GIVEN INSTRUCTION: Write every record out again exactly, and keep images out of it.

MATERIAL SHOWN:

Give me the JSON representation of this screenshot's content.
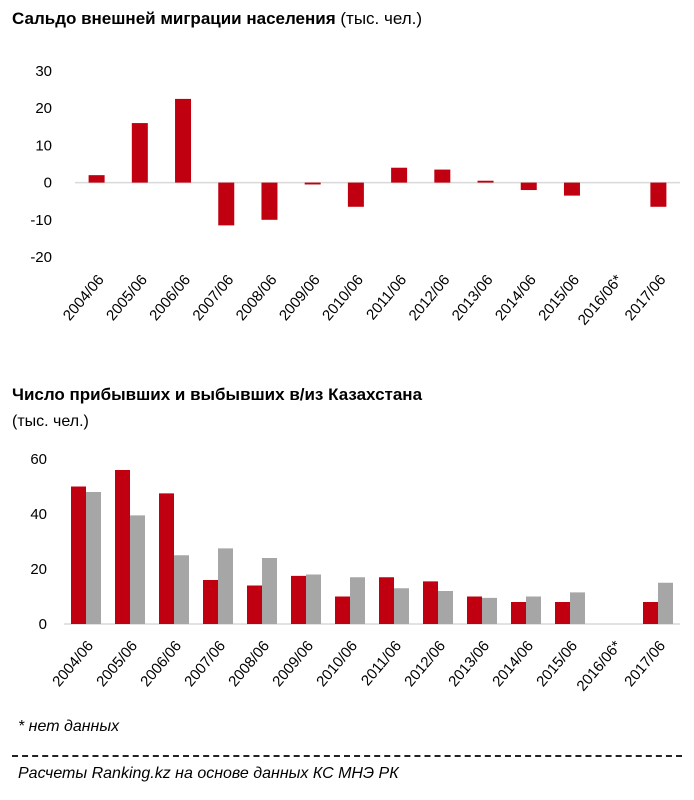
{
  "charts": {
    "top": {
      "title": "Сальдо внешней миграции  населения",
      "unit": "(тыс. чел.)"
    },
    "bottom": {
      "title": "Число  прибывших  и  выбывших  в/из Казахстана",
      "unit": "(тыс. чел.)"
    }
  },
  "note": "* нет данных",
  "source": "Расчеты Ranking.kz на основе данных КС МНЭ РК",
  "colors": {
    "red": "#c00010",
    "grey": "#a6a6a6",
    "axis": "#d9d9d9"
  },
  "chart_data": [
    {
      "type": "bar",
      "title": "Сальдо внешней миграции  населения",
      "ylabel": "(тыс. чел.)",
      "categories": [
        "2004/06",
        "2005/06",
        "2006/06",
        "2007/06",
        "2008/06",
        "2009/06",
        "2010/06",
        "2011/06",
        "2012/06",
        "2013/06",
        "2014/06",
        "2015/06",
        "2016/06*",
        "2017/06"
      ],
      "series": [
        {
          "values": [
            2,
            16,
            22.5,
            -11.5,
            -10,
            -0.5,
            -6.5,
            4,
            3.5,
            0.5,
            -2,
            -3.5,
            null,
            -6.5
          ]
        }
      ],
      "ylim": [
        -20,
        30
      ],
      "yticks": [
        30,
        20,
        10,
        0,
        -10,
        -20
      ]
    },
    {
      "type": "bar",
      "title": "Число  прибывших  и  выбывших  в/из Казахстана",
      "ylabel": "(тыс. чел.)",
      "categories": [
        "2004/06",
        "2005/06",
        "2006/06",
        "2007/06",
        "2008/06",
        "2009/06",
        "2010/06",
        "2011/06",
        "2012/06",
        "2013/06",
        "2014/06",
        "2015/06",
        "2016/06*",
        "2017/06"
      ],
      "series": [
        {
          "values": [
            50,
            56,
            47.5,
            16,
            14,
            17.5,
            10,
            17,
            15.5,
            10,
            8,
            8,
            null,
            8
          ]
        },
        {
          "values": [
            48,
            39.5,
            25,
            27.5,
            24,
            18,
            17,
            13,
            12,
            9.5,
            10,
            11.5,
            null,
            15
          ]
        }
      ],
      "ylim": [
        0,
        60
      ],
      "yticks": [
        60,
        40,
        20,
        0
      ]
    }
  ]
}
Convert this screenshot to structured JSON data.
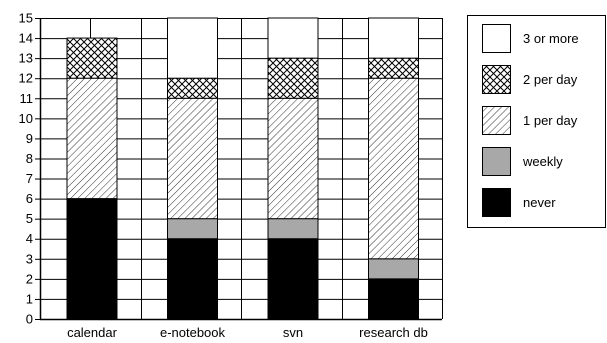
{
  "chart_data": {
    "type": "bar",
    "stacked": true,
    "categories": [
      "calendar",
      "e-notebook",
      "svn",
      "research db"
    ],
    "series": [
      {
        "name": "never",
        "values": [
          6,
          4,
          4,
          2
        ],
        "pattern": "solid-black"
      },
      {
        "name": "weekly",
        "values": [
          0,
          1,
          1,
          1
        ],
        "pattern": "solid-gray"
      },
      {
        "name": "1 per day",
        "values": [
          6,
          6,
          6,
          9
        ],
        "pattern": "diagonal-hatch"
      },
      {
        "name": "2 per day",
        "values": [
          2,
          1,
          2,
          1
        ],
        "pattern": "crosshatch"
      },
      {
        "name": "3 or more",
        "values": [
          0,
          3,
          2,
          2
        ],
        "pattern": "white"
      }
    ],
    "title": "",
    "xlabel": "",
    "ylabel": "",
    "ylim": [
      0,
      15
    ],
    "yticks": [
      "0",
      "1",
      "2",
      "3",
      "4",
      "5",
      "6",
      "7",
      "8",
      "9",
      "10",
      "11",
      "12",
      "13",
      "14",
      "15"
    ],
    "grid": true,
    "legend": {
      "position": "right",
      "order": [
        "3 or more",
        "2 per day",
        "1 per day",
        "weekly",
        "never"
      ]
    },
    "colors": {
      "black": "#000000",
      "gray": "#a8a8a8",
      "white": "#ffffff"
    }
  }
}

REPLY:
Give me the JSON representation of this screenshot's content.
{
  "charts": {
    "top": {
      "title": "Сальдо внешней миграции  населения",
      "unit": "(тыс. чел.)"
    },
    "bottom": {
      "title": "Число  прибывших  и  выбывших  в/из Казахстана",
      "unit": "(тыс. чел.)"
    }
  },
  "note": "* нет данных",
  "source": "Расчеты Ranking.kz на основе данных КС МНЭ РК",
  "colors": {
    "red": "#c00010",
    "grey": "#a6a6a6",
    "axis": "#d9d9d9"
  },
  "chart_data": [
    {
      "type": "bar",
      "title": "Сальдо внешней миграции  населения",
      "ylabel": "(тыс. чел.)",
      "categories": [
        "2004/06",
        "2005/06",
        "2006/06",
        "2007/06",
        "2008/06",
        "2009/06",
        "2010/06",
        "2011/06",
        "2012/06",
        "2013/06",
        "2014/06",
        "2015/06",
        "2016/06*",
        "2017/06"
      ],
      "series": [
        {
          "values": [
            2,
            16,
            22.5,
            -11.5,
            -10,
            -0.5,
            -6.5,
            4,
            3.5,
            0.5,
            -2,
            -3.5,
            null,
            -6.5
          ]
        }
      ],
      "ylim": [
        -20,
        30
      ],
      "yticks": [
        30,
        20,
        10,
        0,
        -10,
        -20
      ]
    },
    {
      "type": "bar",
      "title": "Число  прибывших  и  выбывших  в/из Казахстана",
      "ylabel": "(тыс. чел.)",
      "categories": [
        "2004/06",
        "2005/06",
        "2006/06",
        "2007/06",
        "2008/06",
        "2009/06",
        "2010/06",
        "2011/06",
        "2012/06",
        "2013/06",
        "2014/06",
        "2015/06",
        "2016/06*",
        "2017/06"
      ],
      "series": [
        {
          "values": [
            50,
            56,
            47.5,
            16,
            14,
            17.5,
            10,
            17,
            15.5,
            10,
            8,
            8,
            null,
            8
          ]
        },
        {
          "values": [
            48,
            39.5,
            25,
            27.5,
            24,
            18,
            17,
            13,
            12,
            9.5,
            10,
            11.5,
            null,
            15
          ]
        }
      ],
      "ylim": [
        0,
        60
      ],
      "yticks": [
        60,
        40,
        20,
        0
      ]
    }
  ]
}
Convert this screenshot to structured JSON data.
{
  "chart_data": {
    "type": "bar",
    "stacked": true,
    "categories": [
      "calendar",
      "e-notebook",
      "svn",
      "research db"
    ],
    "series": [
      {
        "name": "never",
        "values": [
          6,
          4,
          4,
          2
        ],
        "pattern": "solid-black"
      },
      {
        "name": "weekly",
        "values": [
          0,
          1,
          1,
          1
        ],
        "pattern": "solid-gray"
      },
      {
        "name": "1 per day",
        "values": [
          6,
          6,
          6,
          9
        ],
        "pattern": "diagonal-hatch"
      },
      {
        "name": "2 per day",
        "values": [
          2,
          1,
          2,
          1
        ],
        "pattern": "crosshatch"
      },
      {
        "name": "3 or more",
        "values": [
          0,
          3,
          2,
          2
        ],
        "pattern": "white"
      }
    ],
    "title": "",
    "xlabel": "",
    "ylabel": "",
    "ylim": [
      0,
      15
    ],
    "yticks": [
      "0",
      "1",
      "2",
      "3",
      "4",
      "5",
      "6",
      "7",
      "8",
      "9",
      "10",
      "11",
      "12",
      "13",
      "14",
      "15"
    ],
    "grid": true,
    "legend": {
      "position": "right",
      "order": [
        "3 or more",
        "2 per day",
        "1 per day",
        "weekly",
        "never"
      ]
    },
    "colors": {
      "black": "#000000",
      "gray": "#a8a8a8",
      "white": "#ffffff"
    }
  }
}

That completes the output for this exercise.